## EXERCISE GOAL
Search the material below for the string "arbetslösa" and list each line that holds it.

## Dataset entries on figures
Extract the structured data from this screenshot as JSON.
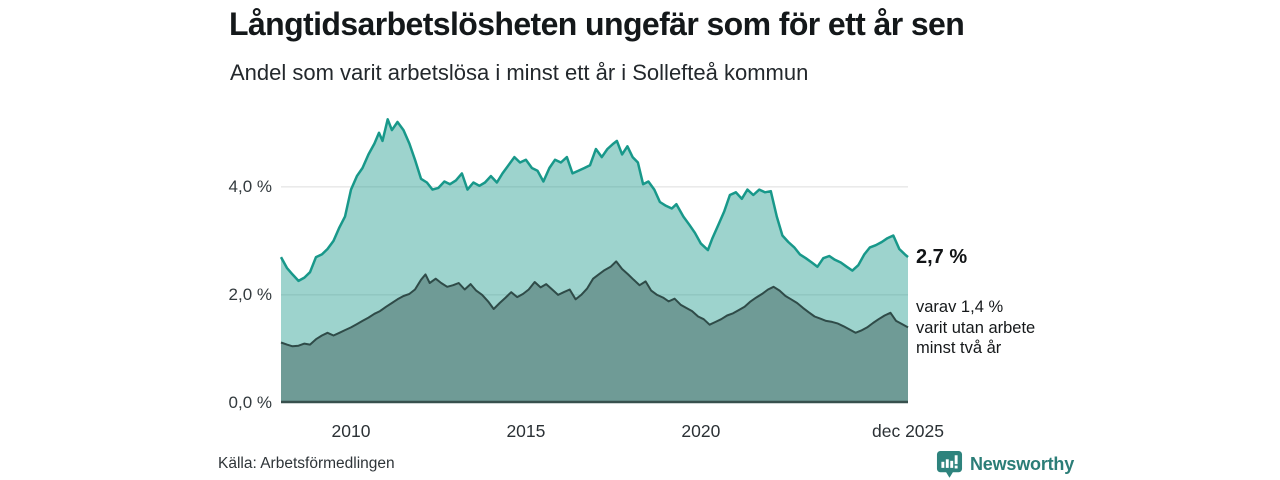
{
  "header": {
    "title": "Långtidsarbetslösheten ungefär som för ett år sen",
    "subtitle": "Andel som varit arbetslösa i minst ett år i Sollefteå kommun"
  },
  "annotations": {
    "total": "2,7 %",
    "subset_lines": [
      "varav 1,4 %",
      "varit utan arbete",
      "minst två år"
    ]
  },
  "footer": {
    "source": "Källa: Arbetsförmedlingen",
    "brand": "Newsworthy"
  },
  "colors": {
    "title": "#14181a",
    "gridline": "#dedede",
    "baseline": "#37504d",
    "total_fill": "rgba(22,150,137,0.42)",
    "total_line": "#18988a",
    "subset_fill": "#6f9b96",
    "subset_line": "#2f4b48",
    "brand_teal": "#2b7d77",
    "icon_teal": "#2e837d"
  },
  "chart_data": {
    "type": "area",
    "title": "Långtidsarbetslösheten ungefär som för ett år sen",
    "subtitle": "Andel som varit arbetslösa i minst ett år i Sollefteå kommun",
    "unit": "%",
    "grid": "horizontal-only",
    "x_range": [
      2008.0,
      2025.92
    ],
    "ylim": [
      0,
      5.33
    ],
    "y_axis_labels": [
      {
        "value": 0,
        "label": "0,0 %"
      },
      {
        "value": 2,
        "label": "2,0 %"
      },
      {
        "value": 4,
        "label": "4,0 %"
      }
    ],
    "gridline_values": [
      2,
      4
    ],
    "x_ticks": [
      {
        "x": 2010,
        "label": "2010"
      },
      {
        "x": 2015,
        "label": "2015"
      },
      {
        "x": 2020,
        "label": "2020"
      },
      {
        "x": 2025.92,
        "label": "dec 2025"
      }
    ],
    "series": [
      {
        "name": "arbetslösa minst ett år (totalt)",
        "end_label": "2,7 %",
        "end_value": 2.7,
        "points": [
          [
            2008.0,
            2.7
          ],
          [
            2008.17,
            2.5
          ],
          [
            2008.33,
            2.38
          ],
          [
            2008.5,
            2.26
          ],
          [
            2008.67,
            2.32
          ],
          [
            2008.83,
            2.42
          ],
          [
            2009.0,
            2.7
          ],
          [
            2009.17,
            2.75
          ],
          [
            2009.33,
            2.85
          ],
          [
            2009.5,
            3.0
          ],
          [
            2009.67,
            3.25
          ],
          [
            2009.83,
            3.45
          ],
          [
            2010.0,
            3.95
          ],
          [
            2010.17,
            4.2
          ],
          [
            2010.33,
            4.35
          ],
          [
            2010.5,
            4.6
          ],
          [
            2010.67,
            4.8
          ],
          [
            2010.8,
            5.0
          ],
          [
            2010.9,
            4.85
          ],
          [
            2011.05,
            5.25
          ],
          [
            2011.17,
            5.05
          ],
          [
            2011.33,
            5.2
          ],
          [
            2011.5,
            5.05
          ],
          [
            2011.67,
            4.8
          ],
          [
            2011.83,
            4.5
          ],
          [
            2012.0,
            4.15
          ],
          [
            2012.17,
            4.08
          ],
          [
            2012.33,
            3.95
          ],
          [
            2012.5,
            3.98
          ],
          [
            2012.67,
            4.1
          ],
          [
            2012.83,
            4.05
          ],
          [
            2013.0,
            4.12
          ],
          [
            2013.17,
            4.25
          ],
          [
            2013.33,
            3.95
          ],
          [
            2013.5,
            4.08
          ],
          [
            2013.67,
            4.02
          ],
          [
            2013.83,
            4.08
          ],
          [
            2014.0,
            4.2
          ],
          [
            2014.17,
            4.08
          ],
          [
            2014.33,
            4.25
          ],
          [
            2014.5,
            4.4
          ],
          [
            2014.67,
            4.55
          ],
          [
            2014.83,
            4.45
          ],
          [
            2015.0,
            4.5
          ],
          [
            2015.17,
            4.35
          ],
          [
            2015.33,
            4.3
          ],
          [
            2015.5,
            4.1
          ],
          [
            2015.67,
            4.35
          ],
          [
            2015.83,
            4.5
          ],
          [
            2016.0,
            4.45
          ],
          [
            2016.17,
            4.55
          ],
          [
            2016.33,
            4.25
          ],
          [
            2016.5,
            4.3
          ],
          [
            2016.67,
            4.35
          ],
          [
            2016.83,
            4.4
          ],
          [
            2017.0,
            4.7
          ],
          [
            2017.17,
            4.55
          ],
          [
            2017.33,
            4.7
          ],
          [
            2017.5,
            4.8
          ],
          [
            2017.6,
            4.85
          ],
          [
            2017.75,
            4.6
          ],
          [
            2017.9,
            4.75
          ],
          [
            2018.05,
            4.55
          ],
          [
            2018.2,
            4.45
          ],
          [
            2018.35,
            4.05
          ],
          [
            2018.5,
            4.1
          ],
          [
            2018.67,
            3.95
          ],
          [
            2018.83,
            3.72
          ],
          [
            2019.0,
            3.65
          ],
          [
            2019.17,
            3.6
          ],
          [
            2019.3,
            3.68
          ],
          [
            2019.5,
            3.45
          ],
          [
            2019.67,
            3.3
          ],
          [
            2019.83,
            3.15
          ],
          [
            2020.0,
            2.95
          ],
          [
            2020.2,
            2.83
          ],
          [
            2020.33,
            3.05
          ],
          [
            2020.5,
            3.3
          ],
          [
            2020.67,
            3.55
          ],
          [
            2020.83,
            3.85
          ],
          [
            2021.0,
            3.9
          ],
          [
            2021.17,
            3.78
          ],
          [
            2021.33,
            3.95
          ],
          [
            2021.5,
            3.85
          ],
          [
            2021.67,
            3.95
          ],
          [
            2021.83,
            3.9
          ],
          [
            2022.0,
            3.92
          ],
          [
            2022.17,
            3.45
          ],
          [
            2022.33,
            3.1
          ],
          [
            2022.5,
            2.98
          ],
          [
            2022.67,
            2.88
          ],
          [
            2022.83,
            2.75
          ],
          [
            2023.0,
            2.68
          ],
          [
            2023.17,
            2.6
          ],
          [
            2023.33,
            2.52
          ],
          [
            2023.5,
            2.68
          ],
          [
            2023.67,
            2.72
          ],
          [
            2023.83,
            2.65
          ],
          [
            2024.0,
            2.6
          ],
          [
            2024.17,
            2.52
          ],
          [
            2024.33,
            2.45
          ],
          [
            2024.5,
            2.55
          ],
          [
            2024.67,
            2.75
          ],
          [
            2024.83,
            2.88
          ],
          [
            2025.0,
            2.92
          ],
          [
            2025.17,
            2.98
          ],
          [
            2025.33,
            3.05
          ],
          [
            2025.5,
            3.1
          ],
          [
            2025.67,
            2.85
          ],
          [
            2025.83,
            2.75
          ],
          [
            2025.92,
            2.7
          ]
        ]
      },
      {
        "name": "varav utan arbete minst två år",
        "end_label": "varav 1,4 % varit utan arbete minst två år",
        "end_value": 1.4,
        "points": [
          [
            2008.0,
            1.12
          ],
          [
            2008.17,
            1.08
          ],
          [
            2008.33,
            1.05
          ],
          [
            2008.5,
            1.06
          ],
          [
            2008.67,
            1.1
          ],
          [
            2008.83,
            1.08
          ],
          [
            2009.0,
            1.18
          ],
          [
            2009.17,
            1.25
          ],
          [
            2009.33,
            1.3
          ],
          [
            2009.5,
            1.25
          ],
          [
            2009.67,
            1.3
          ],
          [
            2009.83,
            1.35
          ],
          [
            2010.0,
            1.4
          ],
          [
            2010.17,
            1.46
          ],
          [
            2010.33,
            1.52
          ],
          [
            2010.5,
            1.58
          ],
          [
            2010.67,
            1.65
          ],
          [
            2010.83,
            1.7
          ],
          [
            2011.0,
            1.78
          ],
          [
            2011.17,
            1.85
          ],
          [
            2011.33,
            1.92
          ],
          [
            2011.5,
            1.98
          ],
          [
            2011.67,
            2.02
          ],
          [
            2011.83,
            2.1
          ],
          [
            2012.0,
            2.28
          ],
          [
            2012.13,
            2.38
          ],
          [
            2012.25,
            2.22
          ],
          [
            2012.42,
            2.3
          ],
          [
            2012.58,
            2.22
          ],
          [
            2012.75,
            2.15
          ],
          [
            2012.92,
            2.18
          ],
          [
            2013.08,
            2.22
          ],
          [
            2013.25,
            2.1
          ],
          [
            2013.42,
            2.2
          ],
          [
            2013.58,
            2.08
          ],
          [
            2013.75,
            2.0
          ],
          [
            2013.92,
            1.88
          ],
          [
            2014.08,
            1.74
          ],
          [
            2014.25,
            1.85
          ],
          [
            2014.42,
            1.95
          ],
          [
            2014.58,
            2.05
          ],
          [
            2014.75,
            1.96
          ],
          [
            2014.92,
            2.02
          ],
          [
            2015.08,
            2.1
          ],
          [
            2015.25,
            2.24
          ],
          [
            2015.42,
            2.14
          ],
          [
            2015.58,
            2.2
          ],
          [
            2015.75,
            2.1
          ],
          [
            2015.92,
            2.0
          ],
          [
            2016.08,
            2.05
          ],
          [
            2016.25,
            2.1
          ],
          [
            2016.42,
            1.92
          ],
          [
            2016.58,
            2.0
          ],
          [
            2016.75,
            2.12
          ],
          [
            2016.92,
            2.3
          ],
          [
            2017.08,
            2.38
          ],
          [
            2017.25,
            2.46
          ],
          [
            2017.42,
            2.52
          ],
          [
            2017.58,
            2.62
          ],
          [
            2017.75,
            2.48
          ],
          [
            2017.92,
            2.38
          ],
          [
            2018.08,
            2.28
          ],
          [
            2018.25,
            2.18
          ],
          [
            2018.42,
            2.25
          ],
          [
            2018.58,
            2.08
          ],
          [
            2018.75,
            2.0
          ],
          [
            2018.92,
            1.95
          ],
          [
            2019.08,
            1.88
          ],
          [
            2019.25,
            1.93
          ],
          [
            2019.42,
            1.82
          ],
          [
            2019.58,
            1.76
          ],
          [
            2019.75,
            1.7
          ],
          [
            2019.92,
            1.6
          ],
          [
            2020.08,
            1.55
          ],
          [
            2020.25,
            1.45
          ],
          [
            2020.42,
            1.5
          ],
          [
            2020.58,
            1.55
          ],
          [
            2020.75,
            1.62
          ],
          [
            2020.92,
            1.66
          ],
          [
            2021.08,
            1.72
          ],
          [
            2021.25,
            1.78
          ],
          [
            2021.42,
            1.88
          ],
          [
            2021.58,
            1.95
          ],
          [
            2021.75,
            2.02
          ],
          [
            2021.92,
            2.1
          ],
          [
            2022.08,
            2.15
          ],
          [
            2022.25,
            2.08
          ],
          [
            2022.42,
            1.98
          ],
          [
            2022.58,
            1.92
          ],
          [
            2022.75,
            1.85
          ],
          [
            2022.92,
            1.76
          ],
          [
            2023.08,
            1.68
          ],
          [
            2023.25,
            1.6
          ],
          [
            2023.42,
            1.56
          ],
          [
            2023.58,
            1.52
          ],
          [
            2023.75,
            1.5
          ],
          [
            2023.92,
            1.47
          ],
          [
            2024.08,
            1.42
          ],
          [
            2024.25,
            1.36
          ],
          [
            2024.42,
            1.3
          ],
          [
            2024.58,
            1.34
          ],
          [
            2024.75,
            1.4
          ],
          [
            2024.92,
            1.48
          ],
          [
            2025.08,
            1.55
          ],
          [
            2025.25,
            1.62
          ],
          [
            2025.42,
            1.67
          ],
          [
            2025.58,
            1.52
          ],
          [
            2025.75,
            1.46
          ],
          [
            2025.92,
            1.4
          ]
        ]
      }
    ]
  }
}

## RESULT
    "subtitle": "Andel som varit arbetslösa i minst ett år i Sollefteå kommun"
    "subtitle": "Andel som varit arbetslösa i minst ett år i Sollefteå kommun",
        "name": "arbetslösa minst ett år (totalt)",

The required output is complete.